▸ **Exercise goal**
Each entry in the listing below should be restated word for word.

▸ **Data records**

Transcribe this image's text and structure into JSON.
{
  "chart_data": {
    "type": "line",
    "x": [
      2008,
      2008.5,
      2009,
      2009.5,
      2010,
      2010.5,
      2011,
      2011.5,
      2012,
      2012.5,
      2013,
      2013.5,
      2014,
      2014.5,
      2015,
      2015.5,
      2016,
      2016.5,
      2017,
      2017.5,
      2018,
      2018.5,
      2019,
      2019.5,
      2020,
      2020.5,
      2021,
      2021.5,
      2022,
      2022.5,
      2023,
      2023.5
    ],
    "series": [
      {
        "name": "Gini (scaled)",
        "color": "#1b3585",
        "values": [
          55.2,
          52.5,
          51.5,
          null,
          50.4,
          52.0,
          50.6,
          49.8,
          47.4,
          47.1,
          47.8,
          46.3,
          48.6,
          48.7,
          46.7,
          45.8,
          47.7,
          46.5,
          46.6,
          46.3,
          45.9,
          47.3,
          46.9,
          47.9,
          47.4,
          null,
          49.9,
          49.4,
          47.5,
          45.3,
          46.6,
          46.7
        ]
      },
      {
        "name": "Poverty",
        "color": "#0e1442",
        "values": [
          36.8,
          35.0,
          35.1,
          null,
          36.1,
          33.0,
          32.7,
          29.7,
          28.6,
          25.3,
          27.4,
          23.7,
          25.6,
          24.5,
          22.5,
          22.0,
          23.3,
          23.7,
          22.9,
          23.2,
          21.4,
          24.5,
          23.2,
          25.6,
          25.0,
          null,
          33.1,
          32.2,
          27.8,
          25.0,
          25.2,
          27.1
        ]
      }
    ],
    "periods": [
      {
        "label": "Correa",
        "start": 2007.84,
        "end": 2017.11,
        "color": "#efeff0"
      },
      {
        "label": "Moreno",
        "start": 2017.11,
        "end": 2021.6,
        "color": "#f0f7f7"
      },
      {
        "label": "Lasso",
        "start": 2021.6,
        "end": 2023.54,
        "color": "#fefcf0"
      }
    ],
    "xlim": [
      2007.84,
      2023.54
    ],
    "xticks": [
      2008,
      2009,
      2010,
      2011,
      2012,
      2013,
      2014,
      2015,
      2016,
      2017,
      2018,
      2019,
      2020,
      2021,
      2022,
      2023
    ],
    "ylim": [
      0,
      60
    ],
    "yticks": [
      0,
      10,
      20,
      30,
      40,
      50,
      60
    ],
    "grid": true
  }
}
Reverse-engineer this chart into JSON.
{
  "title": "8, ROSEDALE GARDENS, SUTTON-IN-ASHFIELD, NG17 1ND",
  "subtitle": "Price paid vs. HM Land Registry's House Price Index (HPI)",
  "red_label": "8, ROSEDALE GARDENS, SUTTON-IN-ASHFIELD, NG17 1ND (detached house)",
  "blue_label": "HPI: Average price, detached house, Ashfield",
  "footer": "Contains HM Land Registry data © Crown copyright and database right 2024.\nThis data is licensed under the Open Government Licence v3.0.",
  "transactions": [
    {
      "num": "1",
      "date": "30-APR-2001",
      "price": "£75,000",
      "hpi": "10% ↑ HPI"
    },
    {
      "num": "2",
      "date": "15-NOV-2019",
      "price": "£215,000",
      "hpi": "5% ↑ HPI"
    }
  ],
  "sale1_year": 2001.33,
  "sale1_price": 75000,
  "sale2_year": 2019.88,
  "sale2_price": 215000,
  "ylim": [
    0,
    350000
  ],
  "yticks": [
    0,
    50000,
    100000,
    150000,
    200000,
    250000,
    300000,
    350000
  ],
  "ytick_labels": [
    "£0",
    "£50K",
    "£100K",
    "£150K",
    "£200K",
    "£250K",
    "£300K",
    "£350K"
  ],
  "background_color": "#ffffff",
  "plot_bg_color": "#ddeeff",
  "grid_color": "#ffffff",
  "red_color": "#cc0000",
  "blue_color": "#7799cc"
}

▸ **Solution**
Transcribe this image's text and structure into JSON.
{
  "chart_data": {
    "type": "line",
    "x": [
      2008,
      2008.5,
      2009,
      2009.5,
      2010,
      2010.5,
      2011,
      2011.5,
      2012,
      2012.5,
      2013,
      2013.5,
      2014,
      2014.5,
      2015,
      2015.5,
      2016,
      2016.5,
      2017,
      2017.5,
      2018,
      2018.5,
      2019,
      2019.5,
      2020,
      2020.5,
      2021,
      2021.5,
      2022,
      2022.5,
      2023,
      2023.5
    ],
    "series": [
      {
        "name": "Gini (scaled)",
        "color": "#1b3585",
        "values": [
          55.2,
          52.5,
          51.5,
          null,
          50.4,
          52.0,
          50.6,
          49.8,
          47.4,
          47.1,
          47.8,
          46.3,
          48.6,
          48.7,
          46.7,
          45.8,
          47.7,
          46.5,
          46.6,
          46.3,
          45.9,
          47.3,
          46.9,
          47.9,
          47.4,
          null,
          49.9,
          49.4,
          47.5,
          45.3,
          46.6,
          46.7
        ]
      },
      {
        "name": "Poverty",
        "color": "#0e1442",
        "values": [
          36.8,
          35.0,
          35.1,
          null,
          36.1,
          33.0,
          32.7,
          29.7,
          28.6,
          25.3,
          27.4,
          23.7,
          25.6,
          24.5,
          22.5,
          22.0,
          23.3,
          23.7,
          22.9,
          23.2,
          21.4,
          24.5,
          23.2,
          25.6,
          25.0,
          null,
          33.1,
          32.2,
          27.8,
          25.0,
          25.2,
          27.1
        ]
      }
    ],
    "periods": [
      {
        "label": "Correa",
        "start": 2007.84,
        "end": 2017.11,
        "color": "#efeff0"
      },
      {
        "label": "Moreno",
        "start": 2017.11,
        "end": 2021.6,
        "color": "#f0f7f7"
      },
      {
        "label": "Lasso",
        "start": 2021.6,
        "end": 2023.54,
        "color": "#fefcf0"
      }
    ],
    "xlim": [
      2007.84,
      2023.54
    ],
    "xticks": [
      2008,
      2009,
      2010,
      2011,
      2012,
      2013,
      2014,
      2015,
      2016,
      2017,
      2018,
      2019,
      2020,
      2021,
      2022,
      2023
    ],
    "ylim": [
      0,
      60
    ],
    "yticks": [
      0,
      10,
      20,
      30,
      40,
      50,
      60
    ],
    "grid": true
  }
}
Reverse-engineer this chart into JSON.
{
  "title": "8, ROSEDALE GARDENS, SUTTON-IN-ASHFIELD, NG17 1ND",
  "subtitle": "Price paid vs. HM Land Registry's House Price Index (HPI)",
  "red_label": "8, ROSEDALE GARDENS, SUTTON-IN-ASHFIELD, NG17 1ND (detached house)",
  "blue_label": "HPI: Average price, detached house, Ashfield",
  "footer": "Contains HM Land Registry data © Crown copyright and database right 2024.\nThis data is licensed under the Open Government Licence v3.0.",
  "transactions": [
    {
      "num": "1",
      "date": "30-APR-2001",
      "price": "£75,000",
      "hpi": "10% ↑ HPI"
    },
    {
      "num": "2",
      "date": "15-NOV-2019",
      "price": "£215,000",
      "hpi": "5% ↑ HPI"
    }
  ],
  "sale1_year": 2001.33,
  "sale1_price": 75000,
  "sale2_year": 2019.88,
  "sale2_price": 215000,
  "ylim": [
    0,
    350000
  ],
  "yticks": [
    0,
    50000,
    100000,
    150000,
    200000,
    250000,
    300000,
    350000
  ],
  "ytick_labels": [
    "£0",
    "£50K",
    "£100K",
    "£150K",
    "£200K",
    "£250K",
    "£300K",
    "£350K"
  ],
  "background_color": "#ffffff",
  "plot_bg_color": "#ddeeff",
  "grid_color": "#ffffff",
  "red_color": "#cc0000",
  "blue_color": "#7799cc"
}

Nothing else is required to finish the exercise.